Instructions to follow ::
Spot each line in the records below where the word "Booking" occurs, then copy it.

Given data ::

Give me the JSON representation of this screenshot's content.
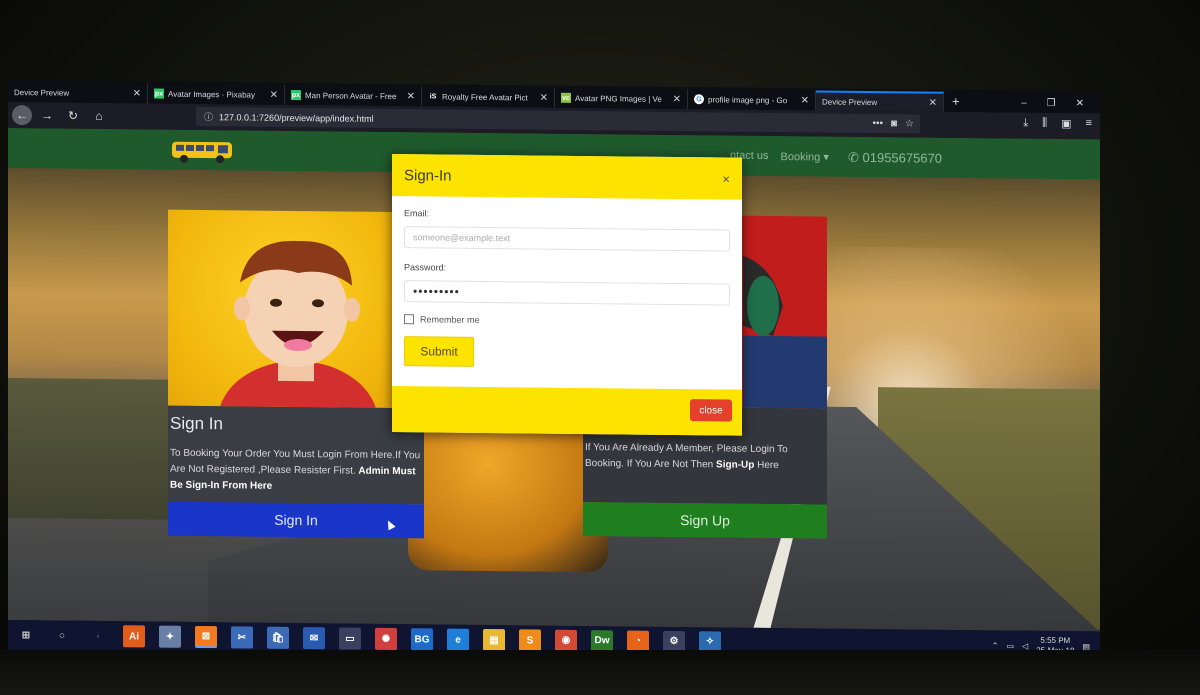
{
  "browser": {
    "tabs": [
      {
        "label": "Device Preview",
        "favicon": "",
        "active": false
      },
      {
        "label": "Avatar Images · Pixabay",
        "favicon": "px",
        "active": false
      },
      {
        "label": "Man Person Avatar - Free",
        "favicon": "px",
        "active": false
      },
      {
        "label": "Royalty Free Avatar Pict",
        "favicon": "iS",
        "active": false
      },
      {
        "label": "Avatar PNG Images | Ve",
        "favicon": "vc",
        "active": false
      },
      {
        "label": "profile image png - Go",
        "favicon": "G",
        "active": false
      },
      {
        "label": "Device Preview",
        "favicon": "",
        "active": true
      }
    ],
    "new_tab": "+",
    "url": "127.0.0.1:7260/preview/app/index.html",
    "url_actions": [
      "•••",
      "pocket-icon",
      "star-icon"
    ],
    "window_buttons": [
      "–",
      "❐",
      "✕"
    ]
  },
  "site": {
    "nav_links": [
      "ntact us",
      "Booking ▾"
    ],
    "phone": "✆ 01955675670",
    "left_card": {
      "title": "Sign In",
      "text": "To Booking Your Order You Must Login From Here.If You Are Not Registered ,Please Resister First.",
      "text_bold": "Admin Must Be Sign-In From Here",
      "button": "Sign In"
    },
    "right_card": {
      "text": "If You Are Already A Member, Please Login To Booking. If You Are Not Then",
      "text_bold": "Sign-Up",
      "text_tail": "Here",
      "button": "Sign Up"
    }
  },
  "modal": {
    "title": "Sign-In",
    "close_x": "×",
    "email_label": "Email:",
    "email_placeholder": "someone@example.text",
    "password_label": "Password:",
    "password_value": "•••••••••",
    "remember_label": "Remember me",
    "submit_label": "Submit",
    "close_label": "close"
  },
  "taskbar": {
    "apps": [
      {
        "name": "illustrator",
        "glyph": "Ai",
        "color": "#e35d1a"
      },
      {
        "name": "app-bird",
        "glyph": "✦",
        "color": "#6a7fa8"
      },
      {
        "name": "xampp",
        "glyph": "⊠",
        "color": "#f47a20"
      },
      {
        "name": "snip",
        "glyph": "✂",
        "color": "#3a6ab8"
      },
      {
        "name": "store",
        "glyph": "🛍",
        "color": "#3a6ab8"
      },
      {
        "name": "mail",
        "glyph": "✉",
        "color": "#2a5bb0"
      },
      {
        "name": "screen",
        "glyph": "▭",
        "color": "#3a4060"
      },
      {
        "name": "network",
        "glyph": "✺",
        "color": "#d04040"
      },
      {
        "name": "bg",
        "glyph": "BG",
        "color": "#1e6ac8"
      },
      {
        "name": "edge",
        "glyph": "e",
        "color": "#1e7fd8"
      },
      {
        "name": "explorer",
        "glyph": "▤",
        "color": "#e8b830"
      },
      {
        "name": "sublime",
        "glyph": "S",
        "color": "#ef8b1a"
      },
      {
        "name": "chrome",
        "glyph": "◉",
        "color": "#d44836"
      },
      {
        "name": "dreamweaver",
        "glyph": "Dw",
        "color": "#2a7a2a"
      },
      {
        "name": "firefox",
        "glyph": "◔",
        "color": "#e8631a"
      },
      {
        "name": "settings",
        "glyph": "⚙",
        "color": "#3a4060"
      },
      {
        "name": "app-bird2",
        "glyph": "✧",
        "color": "#2a6ab0"
      }
    ],
    "clock_time": "5:55 PM",
    "clock_date": "25-May-18"
  }
}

Output ::
      "Booking ▾"
      "text": "To Booking Your Order You Must Login From Here.If You Are Not Registered ,Please Resister First.",
      "text": "If You Are Already A Member, Please Login To Booking. If You Are Not Then",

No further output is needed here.